Exercise requirements »
Select the lines below containing the word "true".

Dataset entries »
[start]
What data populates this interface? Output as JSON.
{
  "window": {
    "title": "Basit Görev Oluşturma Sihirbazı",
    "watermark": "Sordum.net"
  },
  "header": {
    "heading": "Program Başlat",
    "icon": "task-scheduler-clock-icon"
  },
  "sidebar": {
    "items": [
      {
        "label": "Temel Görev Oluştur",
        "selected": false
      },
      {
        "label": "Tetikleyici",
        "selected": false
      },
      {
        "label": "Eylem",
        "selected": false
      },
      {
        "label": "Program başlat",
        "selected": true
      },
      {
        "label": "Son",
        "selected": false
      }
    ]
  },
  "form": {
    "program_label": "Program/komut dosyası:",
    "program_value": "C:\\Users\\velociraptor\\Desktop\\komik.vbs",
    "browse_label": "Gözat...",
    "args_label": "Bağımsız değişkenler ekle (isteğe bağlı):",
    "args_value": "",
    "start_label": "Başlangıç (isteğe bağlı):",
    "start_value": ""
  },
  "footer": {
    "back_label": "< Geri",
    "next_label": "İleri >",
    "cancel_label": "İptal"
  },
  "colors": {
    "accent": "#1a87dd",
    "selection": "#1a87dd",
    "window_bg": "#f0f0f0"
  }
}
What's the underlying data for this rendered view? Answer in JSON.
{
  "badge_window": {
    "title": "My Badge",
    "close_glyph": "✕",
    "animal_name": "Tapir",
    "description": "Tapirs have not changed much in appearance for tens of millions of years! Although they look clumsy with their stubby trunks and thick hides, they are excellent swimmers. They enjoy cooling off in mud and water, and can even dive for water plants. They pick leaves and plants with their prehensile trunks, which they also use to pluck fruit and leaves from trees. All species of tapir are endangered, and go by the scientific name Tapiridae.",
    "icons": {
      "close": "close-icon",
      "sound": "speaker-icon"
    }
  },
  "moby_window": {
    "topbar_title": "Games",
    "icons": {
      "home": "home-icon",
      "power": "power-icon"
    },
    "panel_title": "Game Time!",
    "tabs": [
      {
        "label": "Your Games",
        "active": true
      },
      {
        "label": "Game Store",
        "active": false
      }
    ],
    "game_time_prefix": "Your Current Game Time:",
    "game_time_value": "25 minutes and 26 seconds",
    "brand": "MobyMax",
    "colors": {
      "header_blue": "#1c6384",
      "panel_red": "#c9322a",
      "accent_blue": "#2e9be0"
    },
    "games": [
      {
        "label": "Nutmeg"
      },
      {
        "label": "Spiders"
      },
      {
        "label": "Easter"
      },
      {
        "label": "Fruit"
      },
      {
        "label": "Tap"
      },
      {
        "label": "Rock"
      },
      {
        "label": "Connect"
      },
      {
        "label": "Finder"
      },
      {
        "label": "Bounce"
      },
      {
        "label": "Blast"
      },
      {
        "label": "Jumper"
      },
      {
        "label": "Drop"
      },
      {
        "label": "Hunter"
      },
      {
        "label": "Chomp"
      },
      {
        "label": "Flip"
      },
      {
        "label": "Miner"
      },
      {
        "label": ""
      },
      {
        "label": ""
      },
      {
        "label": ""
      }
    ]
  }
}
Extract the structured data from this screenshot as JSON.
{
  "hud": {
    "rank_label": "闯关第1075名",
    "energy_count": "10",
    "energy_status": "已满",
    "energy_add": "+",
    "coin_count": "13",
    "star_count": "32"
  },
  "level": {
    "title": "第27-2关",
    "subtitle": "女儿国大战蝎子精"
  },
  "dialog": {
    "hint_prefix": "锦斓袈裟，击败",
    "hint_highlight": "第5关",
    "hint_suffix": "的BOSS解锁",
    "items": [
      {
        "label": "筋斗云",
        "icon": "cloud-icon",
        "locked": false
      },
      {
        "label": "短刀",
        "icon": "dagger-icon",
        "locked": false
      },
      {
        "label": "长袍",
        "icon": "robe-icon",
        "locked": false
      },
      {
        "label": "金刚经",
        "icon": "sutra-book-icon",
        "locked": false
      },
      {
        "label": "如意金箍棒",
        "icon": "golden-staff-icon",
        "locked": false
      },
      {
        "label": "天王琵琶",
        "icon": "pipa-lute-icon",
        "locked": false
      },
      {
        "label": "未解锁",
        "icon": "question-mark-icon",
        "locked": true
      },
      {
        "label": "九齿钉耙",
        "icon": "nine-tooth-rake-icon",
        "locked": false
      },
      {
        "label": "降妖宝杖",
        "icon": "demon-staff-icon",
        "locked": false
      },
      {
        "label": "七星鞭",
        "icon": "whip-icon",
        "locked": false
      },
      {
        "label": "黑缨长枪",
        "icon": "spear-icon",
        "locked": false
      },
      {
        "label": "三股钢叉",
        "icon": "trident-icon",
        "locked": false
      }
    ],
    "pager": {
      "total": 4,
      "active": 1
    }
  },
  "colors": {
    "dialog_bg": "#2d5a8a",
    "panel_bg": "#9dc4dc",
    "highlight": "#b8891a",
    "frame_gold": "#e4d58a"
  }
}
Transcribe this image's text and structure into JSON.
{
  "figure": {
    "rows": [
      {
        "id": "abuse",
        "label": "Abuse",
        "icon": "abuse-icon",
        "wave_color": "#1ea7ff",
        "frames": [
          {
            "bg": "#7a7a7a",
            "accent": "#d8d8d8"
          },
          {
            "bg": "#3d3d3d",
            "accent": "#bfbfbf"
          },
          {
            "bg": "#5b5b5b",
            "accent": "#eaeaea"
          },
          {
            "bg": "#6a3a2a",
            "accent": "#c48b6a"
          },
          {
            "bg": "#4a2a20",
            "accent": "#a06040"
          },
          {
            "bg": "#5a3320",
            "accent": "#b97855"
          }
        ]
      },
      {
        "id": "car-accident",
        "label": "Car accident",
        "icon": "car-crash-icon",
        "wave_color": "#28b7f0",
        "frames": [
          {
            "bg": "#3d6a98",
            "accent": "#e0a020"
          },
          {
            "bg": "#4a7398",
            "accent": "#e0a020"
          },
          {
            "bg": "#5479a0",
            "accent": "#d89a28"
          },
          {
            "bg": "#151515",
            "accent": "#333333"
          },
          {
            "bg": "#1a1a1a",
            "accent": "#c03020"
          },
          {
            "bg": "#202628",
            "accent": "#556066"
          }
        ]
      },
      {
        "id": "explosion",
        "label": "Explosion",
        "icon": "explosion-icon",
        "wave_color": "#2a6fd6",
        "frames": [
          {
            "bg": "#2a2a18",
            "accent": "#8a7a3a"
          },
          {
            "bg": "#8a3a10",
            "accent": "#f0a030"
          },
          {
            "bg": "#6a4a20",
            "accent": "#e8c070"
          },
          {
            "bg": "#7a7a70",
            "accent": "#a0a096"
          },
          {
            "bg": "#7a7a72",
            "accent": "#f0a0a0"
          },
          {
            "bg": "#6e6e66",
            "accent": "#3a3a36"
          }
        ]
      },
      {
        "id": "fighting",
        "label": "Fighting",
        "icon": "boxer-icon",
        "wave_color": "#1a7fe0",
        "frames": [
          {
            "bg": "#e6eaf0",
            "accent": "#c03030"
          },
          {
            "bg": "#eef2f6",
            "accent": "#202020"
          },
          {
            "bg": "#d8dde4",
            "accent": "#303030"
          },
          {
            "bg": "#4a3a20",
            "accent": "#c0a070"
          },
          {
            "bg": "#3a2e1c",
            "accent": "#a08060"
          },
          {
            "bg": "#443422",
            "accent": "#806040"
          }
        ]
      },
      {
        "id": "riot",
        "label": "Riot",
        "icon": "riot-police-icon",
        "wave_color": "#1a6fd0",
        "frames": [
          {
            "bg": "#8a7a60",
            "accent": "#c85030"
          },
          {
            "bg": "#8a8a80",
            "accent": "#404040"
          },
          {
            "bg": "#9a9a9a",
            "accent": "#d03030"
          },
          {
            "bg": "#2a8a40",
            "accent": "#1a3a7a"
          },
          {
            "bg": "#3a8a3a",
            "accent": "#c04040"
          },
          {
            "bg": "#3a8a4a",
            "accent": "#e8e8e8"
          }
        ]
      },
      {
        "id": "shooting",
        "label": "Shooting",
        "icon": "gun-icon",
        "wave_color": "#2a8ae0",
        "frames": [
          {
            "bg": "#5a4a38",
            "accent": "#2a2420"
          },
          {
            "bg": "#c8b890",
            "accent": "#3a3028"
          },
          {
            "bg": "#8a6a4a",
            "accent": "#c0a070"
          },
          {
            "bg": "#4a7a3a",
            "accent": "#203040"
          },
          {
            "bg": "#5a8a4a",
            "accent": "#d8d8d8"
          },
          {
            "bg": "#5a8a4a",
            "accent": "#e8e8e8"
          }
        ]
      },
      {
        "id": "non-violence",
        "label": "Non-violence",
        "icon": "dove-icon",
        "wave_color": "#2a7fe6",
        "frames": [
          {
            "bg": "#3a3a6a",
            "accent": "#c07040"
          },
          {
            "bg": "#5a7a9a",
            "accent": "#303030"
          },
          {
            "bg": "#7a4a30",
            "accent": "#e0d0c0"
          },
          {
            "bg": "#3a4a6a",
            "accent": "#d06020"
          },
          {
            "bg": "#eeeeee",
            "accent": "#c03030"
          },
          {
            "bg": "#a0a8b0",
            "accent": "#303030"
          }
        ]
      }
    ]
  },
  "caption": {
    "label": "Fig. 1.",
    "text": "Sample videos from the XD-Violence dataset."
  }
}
[end]
Finished task »
        "selected": true
        "active": true
        "locked": true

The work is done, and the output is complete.